- **WRITTEN EXERCISE**
The records below are to be quoted in full; please keep every word exact.
---------------
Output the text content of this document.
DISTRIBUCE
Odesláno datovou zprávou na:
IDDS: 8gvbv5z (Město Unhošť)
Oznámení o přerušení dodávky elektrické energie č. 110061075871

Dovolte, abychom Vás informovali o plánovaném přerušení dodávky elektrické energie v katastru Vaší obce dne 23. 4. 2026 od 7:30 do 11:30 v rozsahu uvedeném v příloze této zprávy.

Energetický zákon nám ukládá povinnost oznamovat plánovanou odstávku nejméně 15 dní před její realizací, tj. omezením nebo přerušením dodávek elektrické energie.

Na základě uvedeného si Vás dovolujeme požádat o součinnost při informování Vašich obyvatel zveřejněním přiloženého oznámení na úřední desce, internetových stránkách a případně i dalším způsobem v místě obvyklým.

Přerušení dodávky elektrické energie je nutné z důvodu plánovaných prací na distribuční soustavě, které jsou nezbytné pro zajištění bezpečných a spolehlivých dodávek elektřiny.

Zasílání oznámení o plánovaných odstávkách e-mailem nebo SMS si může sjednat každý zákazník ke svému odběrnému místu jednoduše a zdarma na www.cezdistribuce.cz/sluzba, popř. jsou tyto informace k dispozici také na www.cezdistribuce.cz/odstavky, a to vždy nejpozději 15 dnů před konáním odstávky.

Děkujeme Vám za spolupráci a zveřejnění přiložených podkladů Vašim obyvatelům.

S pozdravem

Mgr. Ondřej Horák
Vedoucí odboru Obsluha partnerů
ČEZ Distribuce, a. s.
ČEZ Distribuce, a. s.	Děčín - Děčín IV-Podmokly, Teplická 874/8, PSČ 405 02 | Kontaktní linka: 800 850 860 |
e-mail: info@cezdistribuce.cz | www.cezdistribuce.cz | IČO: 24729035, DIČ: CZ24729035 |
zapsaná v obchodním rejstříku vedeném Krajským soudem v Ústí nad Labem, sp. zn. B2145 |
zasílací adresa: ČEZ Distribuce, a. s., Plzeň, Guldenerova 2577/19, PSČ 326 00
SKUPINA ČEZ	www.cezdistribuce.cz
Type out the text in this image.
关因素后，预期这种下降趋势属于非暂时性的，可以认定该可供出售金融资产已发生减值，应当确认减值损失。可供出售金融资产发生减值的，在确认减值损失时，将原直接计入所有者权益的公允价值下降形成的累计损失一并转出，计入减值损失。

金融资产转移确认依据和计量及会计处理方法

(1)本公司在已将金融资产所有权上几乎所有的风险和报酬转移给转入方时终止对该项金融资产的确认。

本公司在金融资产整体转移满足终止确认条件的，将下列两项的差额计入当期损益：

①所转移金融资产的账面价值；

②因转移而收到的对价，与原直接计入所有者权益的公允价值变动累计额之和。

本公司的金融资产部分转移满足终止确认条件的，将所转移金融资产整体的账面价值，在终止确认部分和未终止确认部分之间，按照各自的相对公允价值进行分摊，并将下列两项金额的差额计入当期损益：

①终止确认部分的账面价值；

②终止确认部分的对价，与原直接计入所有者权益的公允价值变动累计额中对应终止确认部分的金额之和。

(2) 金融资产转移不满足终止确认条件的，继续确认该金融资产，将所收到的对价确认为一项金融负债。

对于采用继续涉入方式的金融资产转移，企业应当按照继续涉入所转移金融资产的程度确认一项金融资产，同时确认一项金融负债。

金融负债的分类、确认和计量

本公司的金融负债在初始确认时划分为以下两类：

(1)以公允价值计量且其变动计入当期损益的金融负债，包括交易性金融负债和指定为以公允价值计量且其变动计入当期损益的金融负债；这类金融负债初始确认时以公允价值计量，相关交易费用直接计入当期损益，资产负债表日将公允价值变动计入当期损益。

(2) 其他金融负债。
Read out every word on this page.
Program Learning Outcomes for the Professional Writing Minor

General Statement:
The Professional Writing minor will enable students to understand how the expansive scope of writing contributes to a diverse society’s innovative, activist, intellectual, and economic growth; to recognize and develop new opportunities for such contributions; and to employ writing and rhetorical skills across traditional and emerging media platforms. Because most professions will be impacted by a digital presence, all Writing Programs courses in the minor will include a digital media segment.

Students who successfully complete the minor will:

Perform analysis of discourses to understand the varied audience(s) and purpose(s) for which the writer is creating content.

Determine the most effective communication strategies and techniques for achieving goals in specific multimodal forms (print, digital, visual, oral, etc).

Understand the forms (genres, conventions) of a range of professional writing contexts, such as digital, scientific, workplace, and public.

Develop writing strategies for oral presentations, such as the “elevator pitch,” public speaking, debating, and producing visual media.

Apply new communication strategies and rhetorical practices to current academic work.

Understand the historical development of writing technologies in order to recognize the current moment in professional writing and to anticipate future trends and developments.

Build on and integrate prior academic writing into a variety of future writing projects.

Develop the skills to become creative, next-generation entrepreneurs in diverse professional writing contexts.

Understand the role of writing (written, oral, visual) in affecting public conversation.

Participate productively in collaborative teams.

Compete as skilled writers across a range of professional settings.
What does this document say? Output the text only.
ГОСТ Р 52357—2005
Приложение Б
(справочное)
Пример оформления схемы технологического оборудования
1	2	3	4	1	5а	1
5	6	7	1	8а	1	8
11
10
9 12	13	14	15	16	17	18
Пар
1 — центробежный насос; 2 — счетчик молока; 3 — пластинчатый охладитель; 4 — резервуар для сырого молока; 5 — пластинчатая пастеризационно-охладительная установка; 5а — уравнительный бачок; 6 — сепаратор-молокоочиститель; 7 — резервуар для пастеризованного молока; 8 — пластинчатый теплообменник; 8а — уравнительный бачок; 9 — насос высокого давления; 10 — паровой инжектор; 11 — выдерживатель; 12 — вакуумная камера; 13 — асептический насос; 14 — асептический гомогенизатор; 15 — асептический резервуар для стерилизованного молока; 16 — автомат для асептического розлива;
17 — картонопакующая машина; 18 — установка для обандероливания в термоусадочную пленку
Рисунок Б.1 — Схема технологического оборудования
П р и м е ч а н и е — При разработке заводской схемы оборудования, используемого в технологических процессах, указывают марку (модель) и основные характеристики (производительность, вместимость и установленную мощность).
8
---------------
- **PROBLEM SOLUTION**
Output the text content of this document.
DISTRIBUCE
Odesláno datovou zprávou na:
IDDS: 8gvbv5z (Město Unhošť)
Oznámení o přerušení dodávky elektrické energie č. 110061075871

Dovolte, abychom Vás informovali o plánovaném přerušení dodávky elektrické energie v katastru Vaší obce dne 23. 4. 2026 od 7:30 do 11:30 v rozsahu uvedeném v příloze této zprávy.

Energetický zákon nám ukládá povinnost oznamovat plánovanou odstávku nejméně 15 dní před její realizací, tj. omezením nebo přerušením dodávek elektrické energie.

Na základě uvedeného si Vás dovolujeme požádat o součinnost při informování Vašich obyvatel zveřejněním přiloženého oznámení na úřední desce, internetových stránkách a případně i dalším způsobem v místě obvyklým.

Přerušení dodávky elektrické energie je nutné z důvodu plánovaných prací na distribuční soustavě, které jsou nezbytné pro zajištění bezpečných a spolehlivých dodávek elektřiny.

Zasílání oznámení o plánovaných odstávkách e-mailem nebo SMS si může sjednat každý zákazník ke svému odběrnému místu jednoduše a zdarma na www.cezdistribuce.cz/sluzba, popř. jsou tyto informace k dispozici také na www.cezdistribuce.cz/odstavky, a to vždy nejpozději 15 dnů před konáním odstávky.

Děkujeme Vám za spolupráci a zveřejnění přiložených podkladů Vašim obyvatelům.

S pozdravem

Mgr. Ondřej Horák
Vedoucí odboru Obsluha partnerů
ČEZ Distribuce, a. s.
ČEZ Distribuce, a. s.	Děčín - Děčín IV-Podmokly, Teplická 874/8, PSČ 405 02 | Kontaktní linka: 800 850 860 |
e-mail: info@cezdistribuce.cz | www.cezdistribuce.cz | IČO: 24729035, DIČ: CZ24729035 |
zapsaná v obchodním rejstříku vedeném Krajským soudem v Ústí nad Labem, sp. zn. B2145 |
zasílací adresa: ČEZ Distribuce, a. s., Plzeň, Guldenerova 2577/19, PSČ 326 00
SKUPINA ČEZ	www.cezdistribuce.cz
Type out the text in this image.
关因素后，预期这种下降趋势属于非暂时性的，可以认定该可供出售金融资产已发生减值，应当确认减值损失。可供出售金融资产发生减值的，在确认减值损失时，将原直接计入所有者权益的公允价值下降形成的累计损失一并转出，计入减值损失。

金融资产转移确认依据和计量及会计处理方法

(1)本公司在已将金融资产所有权上几乎所有的风险和报酬转移给转入方时终止对该项金融资产的确认。

本公司在金融资产整体转移满足终止确认条件的，将下列两项的差额计入当期损益：

①所转移金融资产的账面价值；

②因转移而收到的对价，与原直接计入所有者权益的公允价值变动累计额之和。

本公司的金融资产部分转移满足终止确认条件的，将所转移金融资产整体的账面价值，在终止确认部分和未终止确认部分之间，按照各自的相对公允价值进行分摊，并将下列两项金额的差额计入当期损益：

①终止确认部分的账面价值；

②终止确认部分的对价，与原直接计入所有者权益的公允价值变动累计额中对应终止确认部分的金额之和。

(2) 金融资产转移不满足终止确认条件的，继续确认该金融资产，将所收到的对价确认为一项金融负债。

对于采用继续涉入方式的金融资产转移，企业应当按照继续涉入所转移金融资产的程度确认一项金融资产，同时确认一项金融负债。

金融负债的分类、确认和计量

本公司的金融负债在初始确认时划分为以下两类：

(1)以公允价值计量且其变动计入当期损益的金融负债，包括交易性金融负债和指定为以公允价值计量且其变动计入当期损益的金融负债；这类金融负债初始确认时以公允价值计量，相关交易费用直接计入当期损益，资产负债表日将公允价值变动计入当期损益。

(2) 其他金融负债。
Read out every word on this page.
Program Learning Outcomes for the Professional Writing Minor

General Statement:
The Professional Writing minor will enable students to understand how the expansive scope of writing contributes to a diverse society’s innovative, activist, intellectual, and economic growth; to recognize and develop new opportunities for such contributions; and to employ writing and rhetorical skills across traditional and emerging media platforms. Because most professions will be impacted by a digital presence, all Writing Programs courses in the minor will include a digital media segment.

Students who successfully complete the minor will:

Perform analysis of discourses to understand the varied audience(s) and purpose(s) for which the writer is creating content.

Determine the most effective communication strategies and techniques for achieving goals in specific multimodal forms (print, digital, visual, oral, etc).

Understand the forms (genres, conventions) of a range of professional writing contexts, such as digital, scientific, workplace, and public.

Develop writing strategies for oral presentations, such as the “elevator pitch,” public speaking, debating, and producing visual media.

Apply new communication strategies and rhetorical practices to current academic work.

Understand the historical development of writing technologies in order to recognize the current moment in professional writing and to anticipate future trends and developments.

Build on and integrate prior academic writing into a variety of future writing projects.

Develop the skills to become creative, next-generation entrepreneurs in diverse professional writing contexts.

Understand the role of writing (written, oral, visual) in affecting public conversation.

Participate productively in collaborative teams.

Compete as skilled writers across a range of professional settings.
What does this document say? Output the text only.
ГОСТ Р 52357—2005
Приложение Б
(справочное)
Пример оформления схемы технологического оборудования
1	2	3	4	1	5а	1
5	6	7	1	8а	1	8
11
10
9 12	13	14	15	16	17	18
Пар
1 — центробежный насос; 2 — счетчик молока; 3 — пластинчатый охладитель; 4 — резервуар для сырого молока; 5 — пластинчатая пастеризационно-охладительная установка; 5а — уравнительный бачок; 6 — сепаратор-молокоочиститель; 7 — резервуар для пастеризованного молока; 8 — пластинчатый теплообменник; 8а — уравнительный бачок; 9 — насос высокого давления; 10 — паровой инжектор; 11 — выдерживатель; 12 — вакуумная камера; 13 — асептический насос; 14 — асептический гомогенизатор; 15 — асептический резервуар для стерилизованного молока; 16 — автомат для асептического розлива;
17 — картонопакующая машина; 18 — установка для обандероливания в термоусадочную пленку
Рисунок Б.1 — Схема технологического оборудования
П р и м е ч а н и е — При разработке заводской схемы оборудования, используемого в технологических процессах, указывают марку (модель) и основные характеристики (производительность, вместимость и установленную мощность).
8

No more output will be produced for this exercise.